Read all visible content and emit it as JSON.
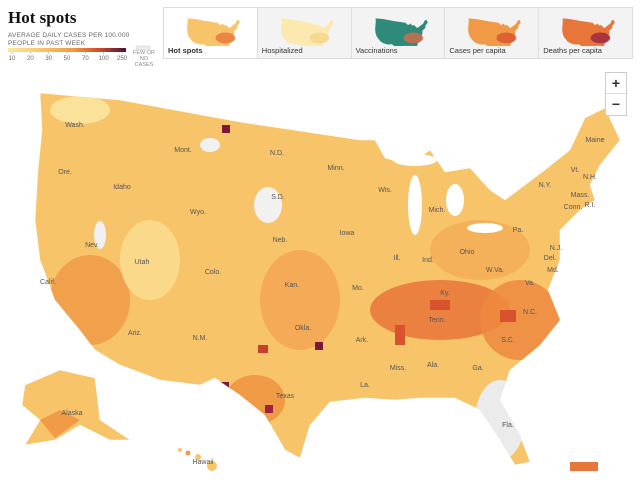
{
  "header": {
    "title": "Hot spots",
    "subtitle": "AVERAGE DAILY CASES PER 100,000 PEOPLE IN PAST WEEK"
  },
  "legend": {
    "ticks": [
      10,
      20,
      30,
      50,
      70,
      100,
      250
    ],
    "no_data_label": "FEW OR NO CASES"
  },
  "tabs": [
    {
      "label": "Hot spots",
      "selected": true
    },
    {
      "label": "Hospitalized",
      "selected": false
    },
    {
      "label": "Vaccinations",
      "selected": false
    },
    {
      "label": "Cases per capita",
      "selected": false
    },
    {
      "label": "Deaths per capita",
      "selected": false
    }
  ],
  "zoom": {
    "in": "+",
    "out": "−"
  },
  "states": [
    "Wash.",
    "Ore.",
    "Calif.",
    "Idaho",
    "Nev.",
    "Mont.",
    "Wyo.",
    "Utah",
    "Ariz.",
    "Colo.",
    "N.M.",
    "N.D.",
    "S.D.",
    "Neb.",
    "Kan.",
    "Okla.",
    "Texas",
    "Minn.",
    "Iowa",
    "Mo.",
    "Ark.",
    "La.",
    "Wis.",
    "Ill.",
    "Mich.",
    "Ind.",
    "Ohio",
    "Ky.",
    "Tenn.",
    "Miss.",
    "Ala.",
    "Ga.",
    "Fla.",
    "S.C.",
    "N.C.",
    "Va.",
    "W.Va.",
    "Pa.",
    "N.Y.",
    "Vt.",
    "N.H.",
    "Maine",
    "Mass.",
    "Conn.",
    "R.I.",
    "N.J.",
    "Del.",
    "Md.",
    "Alaska",
    "Hawaii"
  ]
}
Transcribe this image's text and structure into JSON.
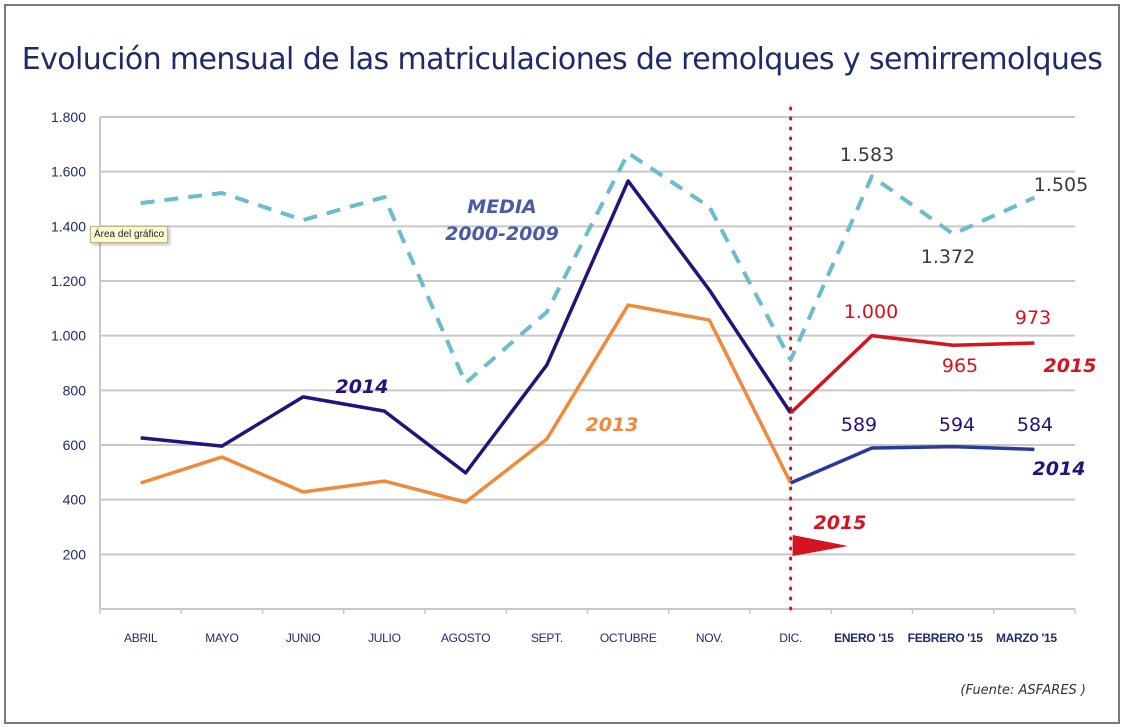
{
  "chart_data": {
    "type": "line",
    "title": "Evolución mensual de las matriculaciones de remolques y semirremolques",
    "source": "(Fuente:  ASFARES )",
    "tooltip": "Área del gráfico",
    "categories": [
      "ABRIL",
      "MAYO",
      "JUNIO",
      "JULIO",
      "AGOSTO",
      "SEPT.",
      "OCTUBRE",
      "NOV.",
      "DIC.",
      "ENERO '15",
      "FEBRERO '15",
      "MARZO '15"
    ],
    "bold_categories": [
      9,
      10,
      11
    ],
    "ylim": [
      0,
      1800
    ],
    "yticks": [
      200,
      400,
      600,
      800,
      1000,
      1200,
      1400,
      1600,
      1800
    ],
    "ytick_labels": [
      "200",
      "400",
      "600",
      "800",
      "1.000",
      "1.200",
      "1.400",
      "1.600",
      "1.800"
    ],
    "grid": true,
    "divider_after_category": 8,
    "series": [
      {
        "name": "MEDIA 2000-2009",
        "label_lines": [
          "MEDIA",
          "2000-2009"
        ],
        "color": "#6bbccc",
        "dashed": true,
        "values": [
          1485,
          1522,
          1423,
          1507,
          827,
          1087,
          1668,
          1471,
          911,
          1583,
          1372,
          1505
        ],
        "data_labels": {
          "9": "1.583",
          "10": "1.372",
          "11": "1.505"
        }
      },
      {
        "name": "2014",
        "label": "2014",
        "color": "#25127a",
        "values": [
          626,
          596,
          776,
          724,
          498,
          893,
          1566,
          1167,
          717,
          null,
          null,
          null
        ]
      },
      {
        "name": "2013",
        "label": "2013",
        "color": "#f08a3a",
        "values": [
          461,
          556,
          428,
          468,
          391,
          622,
          1112,
          1057,
          461,
          null,
          null,
          null
        ]
      },
      {
        "name": "2015",
        "label": "2015",
        "color": "#d4141f",
        "values": [
          null,
          null,
          null,
          null,
          null,
          null,
          null,
          null,
          717,
          1000,
          965,
          973
        ],
        "data_labels": {
          "9": "1.000",
          "10": "965",
          "11": "973"
        }
      },
      {
        "name": "2014 (ene-mar)",
        "label": "2014",
        "color": "#2a3a9a",
        "values": [
          null,
          null,
          null,
          null,
          null,
          null,
          null,
          null,
          461,
          589,
          594,
          584
        ],
        "data_labels": {
          "9": "589",
          "10": "594",
          "11": "584"
        }
      }
    ],
    "annotation_arrow_label": "2015"
  }
}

##############################

### [PROMPT]
Output, exactly, all the records above; include no pictures.

### [FINISHED EXERCISE]
Read all visible content and emit it as JSON.
{
  "header": {
    "title": "Hot spots",
    "subtitle": "AVERAGE DAILY CASES PER 100,000 PEOPLE IN PAST WEEK"
  },
  "legend": {
    "ticks": [
      10,
      20,
      30,
      50,
      70,
      100,
      250
    ],
    "no_data_label": "FEW OR NO CASES"
  },
  "tabs": [
    {
      "label": "Hot spots",
      "selected": true
    },
    {
      "label": "Hospitalized",
      "selected": false
    },
    {
      "label": "Vaccinations",
      "selected": false
    },
    {
      "label": "Cases per capita",
      "selected": false
    },
    {
      "label": "Deaths per capita",
      "selected": false
    }
  ],
  "zoom": {
    "in": "+",
    "out": "−"
  },
  "states": [
    "Wash.",
    "Ore.",
    "Calif.",
    "Idaho",
    "Nev.",
    "Mont.",
    "Wyo.",
    "Utah",
    "Ariz.",
    "Colo.",
    "N.M.",
    "N.D.",
    "S.D.",
    "Neb.",
    "Kan.",
    "Okla.",
    "Texas",
    "Minn.",
    "Iowa",
    "Mo.",
    "Ark.",
    "La.",
    "Wis.",
    "Ill.",
    "Mich.",
    "Ind.",
    "Ohio",
    "Ky.",
    "Tenn.",
    "Miss.",
    "Ala.",
    "Ga.",
    "Fla.",
    "S.C.",
    "N.C.",
    "Va.",
    "W.Va.",
    "Pa.",
    "N.Y.",
    "Vt.",
    "N.H.",
    "Maine",
    "Mass.",
    "Conn.",
    "R.I.",
    "N.J.",
    "Del.",
    "Md.",
    "Alaska",
    "Hawaii"
  ]
}
Transcribe this image's text and structure into JSON.
{
  "chart_data": {
    "type": "line",
    "title": "Evolución mensual de las matriculaciones de remolques y semirremolques",
    "source": "(Fuente:  ASFARES )",
    "tooltip": "Área del gráfico",
    "categories": [
      "ABRIL",
      "MAYO",
      "JUNIO",
      "JULIO",
      "AGOSTO",
      "SEPT.",
      "OCTUBRE",
      "NOV.",
      "DIC.",
      "ENERO '15",
      "FEBRERO '15",
      "MARZO '15"
    ],
    "bold_categories": [
      9,
      10,
      11
    ],
    "ylim": [
      0,
      1800
    ],
    "yticks": [
      200,
      400,
      600,
      800,
      1000,
      1200,
      1400,
      1600,
      1800
    ],
    "ytick_labels": [
      "200",
      "400",
      "600",
      "800",
      "1.000",
      "1.200",
      "1.400",
      "1.600",
      "1.800"
    ],
    "grid": true,
    "divider_after_category": 8,
    "series": [
      {
        "name": "MEDIA 2000-2009",
        "label_lines": [
          "MEDIA",
          "2000-2009"
        ],
        "color": "#6bbccc",
        "dashed": true,
        "values": [
          1485,
          1522,
          1423,
          1507,
          827,
          1087,
          1668,
          1471,
          911,
          1583,
          1372,
          1505
        ],
        "data_labels": {
          "9": "1.583",
          "10": "1.372",
          "11": "1.505"
        }
      },
      {
        "name": "2014",
        "label": "2014",
        "color": "#25127a",
        "values": [
          626,
          596,
          776,
          724,
          498,
          893,
          1566,
          1167,
          717,
          null,
          null,
          null
        ]
      },
      {
        "name": "2013",
        "label": "2013",
        "color": "#f08a3a",
        "values": [
          461,
          556,
          428,
          468,
          391,
          622,
          1112,
          1057,
          461,
          null,
          null,
          null
        ]
      },
      {
        "name": "2015",
        "label": "2015",
        "color": "#d4141f",
        "values": [
          null,
          null,
          null,
          null,
          null,
          null,
          null,
          null,
          717,
          1000,
          965,
          973
        ],
        "data_labels": {
          "9": "1.000",
          "10": "965",
          "11": "973"
        }
      },
      {
        "name": "2014 (ene-mar)",
        "label": "2014",
        "color": "#2a3a9a",
        "values": [
          null,
          null,
          null,
          null,
          null,
          null,
          null,
          null,
          461,
          589,
          594,
          584
        ],
        "data_labels": {
          "9": "589",
          "10": "594",
          "11": "584"
        }
      }
    ],
    "annotation_arrow_label": "2015"
  }
}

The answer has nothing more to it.